Collected data entries:
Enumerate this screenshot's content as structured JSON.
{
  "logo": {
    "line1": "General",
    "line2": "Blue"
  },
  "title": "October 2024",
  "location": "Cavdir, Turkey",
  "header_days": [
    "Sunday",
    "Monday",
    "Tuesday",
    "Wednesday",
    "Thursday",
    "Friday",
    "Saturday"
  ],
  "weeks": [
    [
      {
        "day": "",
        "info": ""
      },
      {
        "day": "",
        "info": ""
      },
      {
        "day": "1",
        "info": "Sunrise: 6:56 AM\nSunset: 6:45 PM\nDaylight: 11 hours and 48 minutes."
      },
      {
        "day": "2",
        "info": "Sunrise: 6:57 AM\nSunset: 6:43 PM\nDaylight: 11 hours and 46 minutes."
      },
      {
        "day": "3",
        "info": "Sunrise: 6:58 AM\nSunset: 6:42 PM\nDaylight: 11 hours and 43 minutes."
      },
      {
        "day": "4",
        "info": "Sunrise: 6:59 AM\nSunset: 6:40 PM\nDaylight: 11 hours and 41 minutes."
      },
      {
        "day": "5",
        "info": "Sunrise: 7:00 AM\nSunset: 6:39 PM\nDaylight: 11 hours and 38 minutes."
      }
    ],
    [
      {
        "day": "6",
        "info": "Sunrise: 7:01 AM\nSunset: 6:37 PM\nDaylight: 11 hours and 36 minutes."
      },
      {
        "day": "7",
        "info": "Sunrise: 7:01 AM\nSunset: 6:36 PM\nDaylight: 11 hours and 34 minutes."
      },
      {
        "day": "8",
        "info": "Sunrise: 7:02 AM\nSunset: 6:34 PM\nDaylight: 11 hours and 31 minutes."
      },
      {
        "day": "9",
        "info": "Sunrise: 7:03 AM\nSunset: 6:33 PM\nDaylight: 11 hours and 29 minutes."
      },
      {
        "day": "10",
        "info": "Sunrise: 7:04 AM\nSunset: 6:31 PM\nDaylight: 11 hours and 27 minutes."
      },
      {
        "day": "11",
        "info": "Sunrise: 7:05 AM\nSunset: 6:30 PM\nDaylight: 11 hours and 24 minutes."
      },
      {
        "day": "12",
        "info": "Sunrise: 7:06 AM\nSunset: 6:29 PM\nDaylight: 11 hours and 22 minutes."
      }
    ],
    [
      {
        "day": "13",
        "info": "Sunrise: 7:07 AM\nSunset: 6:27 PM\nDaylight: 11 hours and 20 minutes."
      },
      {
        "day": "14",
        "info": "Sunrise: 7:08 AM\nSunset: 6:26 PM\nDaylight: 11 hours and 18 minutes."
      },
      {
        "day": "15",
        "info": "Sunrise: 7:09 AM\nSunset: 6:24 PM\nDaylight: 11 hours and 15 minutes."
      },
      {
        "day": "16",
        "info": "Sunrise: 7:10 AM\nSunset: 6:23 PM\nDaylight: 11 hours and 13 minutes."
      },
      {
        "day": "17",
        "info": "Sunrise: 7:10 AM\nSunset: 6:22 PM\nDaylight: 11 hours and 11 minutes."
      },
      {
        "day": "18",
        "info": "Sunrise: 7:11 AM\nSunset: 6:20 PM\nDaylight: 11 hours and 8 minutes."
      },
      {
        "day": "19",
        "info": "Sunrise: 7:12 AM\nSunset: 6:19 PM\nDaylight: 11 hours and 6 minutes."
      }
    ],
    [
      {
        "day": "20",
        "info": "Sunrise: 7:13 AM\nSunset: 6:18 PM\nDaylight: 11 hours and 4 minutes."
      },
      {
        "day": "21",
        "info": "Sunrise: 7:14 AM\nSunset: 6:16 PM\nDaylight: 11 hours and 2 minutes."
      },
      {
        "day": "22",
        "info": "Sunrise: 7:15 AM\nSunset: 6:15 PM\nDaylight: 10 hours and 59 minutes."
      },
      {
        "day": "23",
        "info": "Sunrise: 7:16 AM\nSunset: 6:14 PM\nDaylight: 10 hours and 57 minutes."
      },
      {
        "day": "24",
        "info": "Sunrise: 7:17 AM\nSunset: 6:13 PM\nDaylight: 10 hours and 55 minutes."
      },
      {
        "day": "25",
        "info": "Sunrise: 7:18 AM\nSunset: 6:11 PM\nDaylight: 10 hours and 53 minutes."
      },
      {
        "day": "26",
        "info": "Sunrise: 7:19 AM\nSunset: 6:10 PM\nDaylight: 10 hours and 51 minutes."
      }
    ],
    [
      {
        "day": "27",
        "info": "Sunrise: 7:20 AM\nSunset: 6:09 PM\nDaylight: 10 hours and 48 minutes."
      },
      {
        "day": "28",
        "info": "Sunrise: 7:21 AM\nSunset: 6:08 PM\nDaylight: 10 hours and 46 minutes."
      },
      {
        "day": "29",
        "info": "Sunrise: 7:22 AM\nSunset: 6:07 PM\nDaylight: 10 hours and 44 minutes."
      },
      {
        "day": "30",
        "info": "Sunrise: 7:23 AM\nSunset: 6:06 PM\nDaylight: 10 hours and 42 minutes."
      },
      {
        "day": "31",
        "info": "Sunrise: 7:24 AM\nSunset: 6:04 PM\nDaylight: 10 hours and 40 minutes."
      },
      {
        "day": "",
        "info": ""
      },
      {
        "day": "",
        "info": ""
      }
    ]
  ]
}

- Problem description -
Output all records verbatim.

- Answer for the task -
Enumerate this screenshot's content as structured JSON.
{
  "logo": {
    "line1": "General",
    "line2": "Blue"
  },
  "title": "October 2024",
  "location": "Cavdir, Turkey",
  "header_days": [
    "Sunday",
    "Monday",
    "Tuesday",
    "Wednesday",
    "Thursday",
    "Friday",
    "Saturday"
  ],
  "weeks": [
    [
      {
        "day": "",
        "info": ""
      },
      {
        "day": "",
        "info": ""
      },
      {
        "day": "1",
        "info": "Sunrise: 6:56 AM\nSunset: 6:45 PM\nDaylight: 11 hours and 48 minutes."
      },
      {
        "day": "2",
        "info": "Sunrise: 6:57 AM\nSunset: 6:43 PM\nDaylight: 11 hours and 46 minutes."
      },
      {
        "day": "3",
        "info": "Sunrise: 6:58 AM\nSunset: 6:42 PM\nDaylight: 11 hours and 43 minutes."
      },
      {
        "day": "4",
        "info": "Sunrise: 6:59 AM\nSunset: 6:40 PM\nDaylight: 11 hours and 41 minutes."
      },
      {
        "day": "5",
        "info": "Sunrise: 7:00 AM\nSunset: 6:39 PM\nDaylight: 11 hours and 38 minutes."
      }
    ],
    [
      {
        "day": "6",
        "info": "Sunrise: 7:01 AM\nSunset: 6:37 PM\nDaylight: 11 hours and 36 minutes."
      },
      {
        "day": "7",
        "info": "Sunrise: 7:01 AM\nSunset: 6:36 PM\nDaylight: 11 hours and 34 minutes."
      },
      {
        "day": "8",
        "info": "Sunrise: 7:02 AM\nSunset: 6:34 PM\nDaylight: 11 hours and 31 minutes."
      },
      {
        "day": "9",
        "info": "Sunrise: 7:03 AM\nSunset: 6:33 PM\nDaylight: 11 hours and 29 minutes."
      },
      {
        "day": "10",
        "info": "Sunrise: 7:04 AM\nSunset: 6:31 PM\nDaylight: 11 hours and 27 minutes."
      },
      {
        "day": "11",
        "info": "Sunrise: 7:05 AM\nSunset: 6:30 PM\nDaylight: 11 hours and 24 minutes."
      },
      {
        "day": "12",
        "info": "Sunrise: 7:06 AM\nSunset: 6:29 PM\nDaylight: 11 hours and 22 minutes."
      }
    ],
    [
      {
        "day": "13",
        "info": "Sunrise: 7:07 AM\nSunset: 6:27 PM\nDaylight: 11 hours and 20 minutes."
      },
      {
        "day": "14",
        "info": "Sunrise: 7:08 AM\nSunset: 6:26 PM\nDaylight: 11 hours and 18 minutes."
      },
      {
        "day": "15",
        "info": "Sunrise: 7:09 AM\nSunset: 6:24 PM\nDaylight: 11 hours and 15 minutes."
      },
      {
        "day": "16",
        "info": "Sunrise: 7:10 AM\nSunset: 6:23 PM\nDaylight: 11 hours and 13 minutes."
      },
      {
        "day": "17",
        "info": "Sunrise: 7:10 AM\nSunset: 6:22 PM\nDaylight: 11 hours and 11 minutes."
      },
      {
        "day": "18",
        "info": "Sunrise: 7:11 AM\nSunset: 6:20 PM\nDaylight: 11 hours and 8 minutes."
      },
      {
        "day": "19",
        "info": "Sunrise: 7:12 AM\nSunset: 6:19 PM\nDaylight: 11 hours and 6 minutes."
      }
    ],
    [
      {
        "day": "20",
        "info": "Sunrise: 7:13 AM\nSunset: 6:18 PM\nDaylight: 11 hours and 4 minutes."
      },
      {
        "day": "21",
        "info": "Sunrise: 7:14 AM\nSunset: 6:16 PM\nDaylight: 11 hours and 2 minutes."
      },
      {
        "day": "22",
        "info": "Sunrise: 7:15 AM\nSunset: 6:15 PM\nDaylight: 10 hours and 59 minutes."
      },
      {
        "day": "23",
        "info": "Sunrise: 7:16 AM\nSunset: 6:14 PM\nDaylight: 10 hours and 57 minutes."
      },
      {
        "day": "24",
        "info": "Sunrise: 7:17 AM\nSunset: 6:13 PM\nDaylight: 10 hours and 55 minutes."
      },
      {
        "day": "25",
        "info": "Sunrise: 7:18 AM\nSunset: 6:11 PM\nDaylight: 10 hours and 53 minutes."
      },
      {
        "day": "26",
        "info": "Sunrise: 7:19 AM\nSunset: 6:10 PM\nDaylight: 10 hours and 51 minutes."
      }
    ],
    [
      {
        "day": "27",
        "info": "Sunrise: 7:20 AM\nSunset: 6:09 PM\nDaylight: 10 hours and 48 minutes."
      },
      {
        "day": "28",
        "info": "Sunrise: 7:21 AM\nSunset: 6:08 PM\nDaylight: 10 hours and 46 minutes."
      },
      {
        "day": "29",
        "info": "Sunrise: 7:22 AM\nSunset: 6:07 PM\nDaylight: 10 hours and 44 minutes."
      },
      {
        "day": "30",
        "info": "Sunrise: 7:23 AM\nSunset: 6:06 PM\nDaylight: 10 hours and 42 minutes."
      },
      {
        "day": "31",
        "info": "Sunrise: 7:24 AM\nSunset: 6:04 PM\nDaylight: 10 hours and 40 minutes."
      },
      {
        "day": "",
        "info": ""
      },
      {
        "day": "",
        "info": ""
      }
    ]
  ]
}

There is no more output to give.